_Aim of the exercise:_ Output the material word for word. Leave each picture out.

>>

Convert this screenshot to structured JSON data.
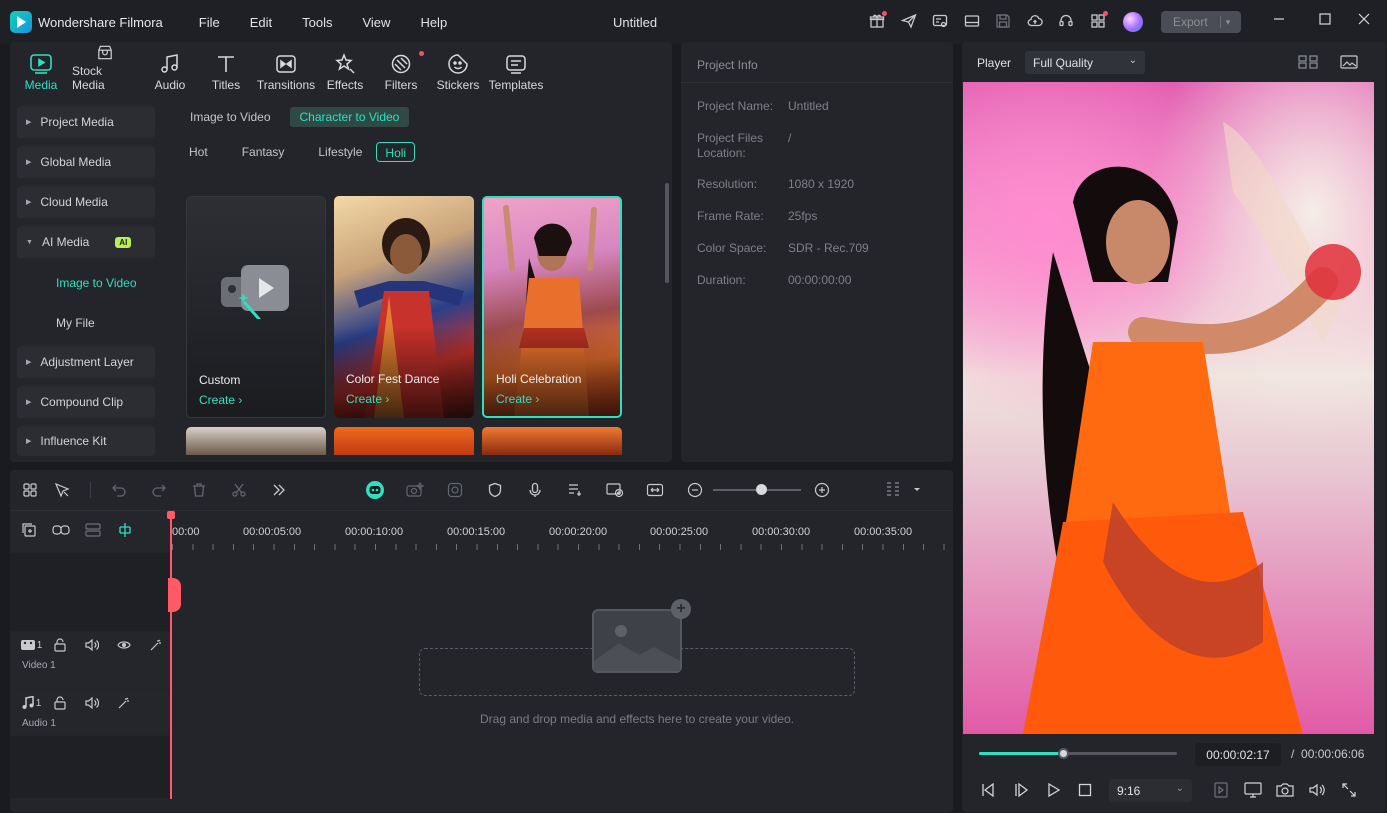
{
  "app": {
    "name": "Wondershare Filmora",
    "document_title": "Untitled",
    "menu": [
      "File",
      "Edit",
      "Tools",
      "View",
      "Help"
    ],
    "export_label": "Export"
  },
  "media_toolbar": [
    {
      "label": "Media",
      "icon": "media-icon",
      "active": true
    },
    {
      "label": "Stock Media",
      "icon": "stock-media-icon"
    },
    {
      "label": "Audio",
      "icon": "audio-icon"
    },
    {
      "label": "Titles",
      "icon": "titles-icon"
    },
    {
      "label": "Transitions",
      "icon": "transitions-icon"
    },
    {
      "label": "Effects",
      "icon": "effects-icon"
    },
    {
      "label": "Filters",
      "icon": "filters-icon",
      "badge": true
    },
    {
      "label": "Stickers",
      "icon": "stickers-icon"
    },
    {
      "label": "Templates",
      "icon": "templates-icon"
    }
  ],
  "sidebar": {
    "items": [
      {
        "label": "Project Media"
      },
      {
        "label": "Global Media"
      },
      {
        "label": "Cloud Media"
      },
      {
        "label": "AI Media",
        "badge": "AI",
        "expanded": true
      },
      {
        "label": "Adjustment Layer"
      },
      {
        "label": "Compound Clip"
      },
      {
        "label": "Influence Kit"
      }
    ],
    "sub_items": [
      {
        "label": "Image to Video",
        "active": true
      },
      {
        "label": "My File"
      }
    ]
  },
  "ai_media": {
    "tabs": [
      {
        "label": "Image to Video"
      },
      {
        "label": "Character to Video",
        "active": true
      }
    ],
    "categories": [
      {
        "label": "Hot"
      },
      {
        "label": "Fantasy"
      },
      {
        "label": "Lifestyle"
      },
      {
        "label": "Holi",
        "active": true
      }
    ],
    "cards": [
      {
        "title": "Custom",
        "action": "Create"
      },
      {
        "title": "Color Fest Dance",
        "action": "Create"
      },
      {
        "title": "Holi Celebration",
        "action": "Create",
        "selected": true
      }
    ]
  },
  "project_info": {
    "title": "Project Info",
    "fields": [
      {
        "label": "Project Name:",
        "value": "Untitled"
      },
      {
        "label": "Project Files Location:",
        "value": "/"
      },
      {
        "label": "Resolution:",
        "value": "1080 x 1920"
      },
      {
        "label": "Frame Rate:",
        "value": "25fps"
      },
      {
        "label": "Color Space:",
        "value": "SDR - Rec.709"
      },
      {
        "label": "Duration:",
        "value": "00:00:00:00"
      }
    ]
  },
  "player": {
    "label": "Player",
    "quality": "Full Quality",
    "current_time": "00:00:02:17",
    "time_separator": "/",
    "total_time": "00:00:06:06",
    "progress": 0.43,
    "aspect_ratio": "9:16"
  },
  "timeline": {
    "ruler": [
      "00:00",
      "00:00:05:00",
      "00:00:10:00",
      "00:00:15:00",
      "00:00:20:00",
      "00:00:25:00",
      "00:00:30:00",
      "00:00:35:00"
    ],
    "tracks": [
      {
        "name": "Video 1",
        "index": "1",
        "type": "video"
      },
      {
        "name": "Audio 1",
        "index": "1",
        "type": "audio"
      }
    ],
    "drop_hint": "Drag and drop media and effects here to create your video.",
    "zoom": 0.55
  },
  "colors": {
    "accent": "#2de0c0",
    "playhead": "#ff5a66",
    "background": "#1a1b1f",
    "panel": "#23252b"
  }
}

<<

_The response:_
Convert this screenshot to structured JSON data.
{
  "app": {
    "name": "Wondershare Filmora",
    "document_title": "Untitled",
    "menu": [
      "File",
      "Edit",
      "Tools",
      "View",
      "Help"
    ],
    "export_label": "Export"
  },
  "media_toolbar": [
    {
      "label": "Media",
      "icon": "media-icon",
      "active": true
    },
    {
      "label": "Stock Media",
      "icon": "stock-media-icon"
    },
    {
      "label": "Audio",
      "icon": "audio-icon"
    },
    {
      "label": "Titles",
      "icon": "titles-icon"
    },
    {
      "label": "Transitions",
      "icon": "transitions-icon"
    },
    {
      "label": "Effects",
      "icon": "effects-icon"
    },
    {
      "label": "Filters",
      "icon": "filters-icon",
      "badge": true
    },
    {
      "label": "Stickers",
      "icon": "stickers-icon"
    },
    {
      "label": "Templates",
      "icon": "templates-icon"
    }
  ],
  "sidebar": {
    "items": [
      {
        "label": "Project Media"
      },
      {
        "label": "Global Media"
      },
      {
        "label": "Cloud Media"
      },
      {
        "label": "AI Media",
        "badge": "AI",
        "expanded": true
      },
      {
        "label": "Adjustment Layer"
      },
      {
        "label": "Compound Clip"
      },
      {
        "label": "Influence Kit"
      }
    ],
    "sub_items": [
      {
        "label": "Image to Video",
        "active": true
      },
      {
        "label": "My File"
      }
    ]
  },
  "ai_media": {
    "tabs": [
      {
        "label": "Image to Video"
      },
      {
        "label": "Character to Video",
        "active": true
      }
    ],
    "categories": [
      {
        "label": "Hot"
      },
      {
        "label": "Fantasy"
      },
      {
        "label": "Lifestyle"
      },
      {
        "label": "Holi",
        "active": true
      }
    ],
    "cards": [
      {
        "title": "Custom",
        "action": "Create"
      },
      {
        "title": "Color Fest Dance",
        "action": "Create"
      },
      {
        "title": "Holi Celebration",
        "action": "Create",
        "selected": true
      }
    ]
  },
  "project_info": {
    "title": "Project Info",
    "fields": [
      {
        "label": "Project Name:",
        "value": "Untitled"
      },
      {
        "label": "Project Files Location:",
        "value": "/"
      },
      {
        "label": "Resolution:",
        "value": "1080 x 1920"
      },
      {
        "label": "Frame Rate:",
        "value": "25fps"
      },
      {
        "label": "Color Space:",
        "value": "SDR - Rec.709"
      },
      {
        "label": "Duration:",
        "value": "00:00:00:00"
      }
    ]
  },
  "player": {
    "label": "Player",
    "quality": "Full Quality",
    "current_time": "00:00:02:17",
    "time_separator": "/",
    "total_time": "00:00:06:06",
    "progress": 0.43,
    "aspect_ratio": "9:16"
  },
  "timeline": {
    "ruler": [
      "00:00",
      "00:00:05:00",
      "00:00:10:00",
      "00:00:15:00",
      "00:00:20:00",
      "00:00:25:00",
      "00:00:30:00",
      "00:00:35:00"
    ],
    "tracks": [
      {
        "name": "Video 1",
        "index": "1",
        "type": "video"
      },
      {
        "name": "Audio 1",
        "index": "1",
        "type": "audio"
      }
    ],
    "drop_hint": "Drag and drop media and effects here to create your video.",
    "zoom": 0.55
  },
  "colors": {
    "accent": "#2de0c0",
    "playhead": "#ff5a66",
    "background": "#1a1b1f",
    "panel": "#23252b"
  }
}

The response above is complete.